» **Short exercise**:
Copy the full set of lines exactly as given.

» **Provided data**:

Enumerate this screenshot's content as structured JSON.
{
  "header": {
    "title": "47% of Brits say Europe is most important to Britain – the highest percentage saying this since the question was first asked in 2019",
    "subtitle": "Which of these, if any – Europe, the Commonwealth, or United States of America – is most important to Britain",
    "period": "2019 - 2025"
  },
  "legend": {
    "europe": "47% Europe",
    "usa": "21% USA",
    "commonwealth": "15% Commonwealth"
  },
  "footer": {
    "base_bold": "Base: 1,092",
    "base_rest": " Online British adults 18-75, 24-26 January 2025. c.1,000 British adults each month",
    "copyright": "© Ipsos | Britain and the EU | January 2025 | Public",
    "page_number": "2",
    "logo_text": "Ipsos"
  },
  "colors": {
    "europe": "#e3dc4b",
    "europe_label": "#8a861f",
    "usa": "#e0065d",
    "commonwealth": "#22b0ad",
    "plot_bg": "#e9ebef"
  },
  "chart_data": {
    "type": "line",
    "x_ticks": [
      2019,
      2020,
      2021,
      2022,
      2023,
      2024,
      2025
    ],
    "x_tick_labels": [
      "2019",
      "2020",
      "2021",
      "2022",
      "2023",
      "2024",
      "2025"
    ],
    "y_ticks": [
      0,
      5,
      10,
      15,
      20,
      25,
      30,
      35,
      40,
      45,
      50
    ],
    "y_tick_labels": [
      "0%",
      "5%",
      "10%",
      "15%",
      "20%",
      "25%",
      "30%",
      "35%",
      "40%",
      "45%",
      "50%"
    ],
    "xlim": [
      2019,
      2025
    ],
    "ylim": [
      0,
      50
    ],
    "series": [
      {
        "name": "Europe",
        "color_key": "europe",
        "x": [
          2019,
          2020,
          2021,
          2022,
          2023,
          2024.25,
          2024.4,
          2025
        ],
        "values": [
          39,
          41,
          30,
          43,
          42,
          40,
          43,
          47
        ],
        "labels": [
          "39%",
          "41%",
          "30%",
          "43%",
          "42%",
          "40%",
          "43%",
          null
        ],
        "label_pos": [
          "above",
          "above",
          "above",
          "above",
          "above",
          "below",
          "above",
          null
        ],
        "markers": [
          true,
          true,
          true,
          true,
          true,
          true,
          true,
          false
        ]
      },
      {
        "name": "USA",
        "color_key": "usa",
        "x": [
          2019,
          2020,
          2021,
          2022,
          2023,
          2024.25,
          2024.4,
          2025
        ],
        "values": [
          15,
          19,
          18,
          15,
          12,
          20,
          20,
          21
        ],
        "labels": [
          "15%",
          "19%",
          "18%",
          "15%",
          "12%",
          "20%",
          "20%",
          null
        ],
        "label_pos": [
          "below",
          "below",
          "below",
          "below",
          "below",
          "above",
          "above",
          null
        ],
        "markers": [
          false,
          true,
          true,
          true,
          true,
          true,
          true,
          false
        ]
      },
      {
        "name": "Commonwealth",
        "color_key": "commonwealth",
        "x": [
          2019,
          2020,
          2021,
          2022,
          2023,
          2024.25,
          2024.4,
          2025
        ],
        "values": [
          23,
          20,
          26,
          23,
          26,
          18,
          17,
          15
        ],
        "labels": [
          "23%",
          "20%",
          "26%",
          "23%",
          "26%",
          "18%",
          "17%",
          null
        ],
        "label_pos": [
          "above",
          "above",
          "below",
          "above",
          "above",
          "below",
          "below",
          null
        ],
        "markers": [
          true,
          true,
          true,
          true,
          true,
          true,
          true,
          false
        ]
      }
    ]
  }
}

» **Completed task**:
Enumerate this screenshot's content as structured JSON.
{
  "header": {
    "title": "47% of Brits say Europe is most important to Britain – the highest percentage saying this since the question was first asked in 2019",
    "subtitle": "Which of these, if any – Europe, the Commonwealth, or United States of America – is most important to Britain",
    "period": "2019 - 2025"
  },
  "legend": {
    "europe": "47% Europe",
    "usa": "21% USA",
    "commonwealth": "15% Commonwealth"
  },
  "footer": {
    "base_bold": "Base: 1,092",
    "base_rest": " Online British adults 18-75, 24-26 January 2025. c.1,000 British adults each month",
    "copyright": "© Ipsos | Britain and the EU | January 2025 | Public",
    "page_number": "2",
    "logo_text": "Ipsos"
  },
  "colors": {
    "europe": "#e3dc4b",
    "europe_label": "#8a861f",
    "usa": "#e0065d",
    "commonwealth": "#22b0ad",
    "plot_bg": "#e9ebef"
  },
  "chart_data": {
    "type": "line",
    "x_ticks": [
      2019,
      2020,
      2021,
      2022,
      2023,
      2024,
      2025
    ],
    "x_tick_labels": [
      "2019",
      "2020",
      "2021",
      "2022",
      "2023",
      "2024",
      "2025"
    ],
    "y_ticks": [
      0,
      5,
      10,
      15,
      20,
      25,
      30,
      35,
      40,
      45,
      50
    ],
    "y_tick_labels": [
      "0%",
      "5%",
      "10%",
      "15%",
      "20%",
      "25%",
      "30%",
      "35%",
      "40%",
      "45%",
      "50%"
    ],
    "xlim": [
      2019,
      2025
    ],
    "ylim": [
      0,
      50
    ],
    "series": [
      {
        "name": "Europe",
        "color_key": "europe",
        "x": [
          2019,
          2020,
          2021,
          2022,
          2023,
          2024.25,
          2024.4,
          2025
        ],
        "values": [
          39,
          41,
          30,
          43,
          42,
          40,
          43,
          47
        ],
        "labels": [
          "39%",
          "41%",
          "30%",
          "43%",
          "42%",
          "40%",
          "43%",
          null
        ],
        "label_pos": [
          "above",
          "above",
          "above",
          "above",
          "above",
          "below",
          "above",
          null
        ],
        "markers": [
          true,
          true,
          true,
          true,
          true,
          true,
          true,
          false
        ]
      },
      {
        "name": "USA",
        "color_key": "usa",
        "x": [
          2019,
          2020,
          2021,
          2022,
          2023,
          2024.25,
          2024.4,
          2025
        ],
        "values": [
          15,
          19,
          18,
          15,
          12,
          20,
          20,
          21
        ],
        "labels": [
          "15%",
          "19%",
          "18%",
          "15%",
          "12%",
          "20%",
          "20%",
          null
        ],
        "label_pos": [
          "below",
          "below",
          "below",
          "below",
          "below",
          "above",
          "above",
          null
        ],
        "markers": [
          false,
          true,
          true,
          true,
          true,
          true,
          true,
          false
        ]
      },
      {
        "name": "Commonwealth",
        "color_key": "commonwealth",
        "x": [
          2019,
          2020,
          2021,
          2022,
          2023,
          2024.25,
          2024.4,
          2025
        ],
        "values": [
          23,
          20,
          26,
          23,
          26,
          18,
          17,
          15
        ],
        "labels": [
          "23%",
          "20%",
          "26%",
          "23%",
          "26%",
          "18%",
          "17%",
          null
        ],
        "label_pos": [
          "above",
          "above",
          "below",
          "above",
          "above",
          "below",
          "below",
          null
        ],
        "markers": [
          true,
          true,
          true,
          true,
          true,
          true,
          true,
          false
        ]
      }
    ]
  }
}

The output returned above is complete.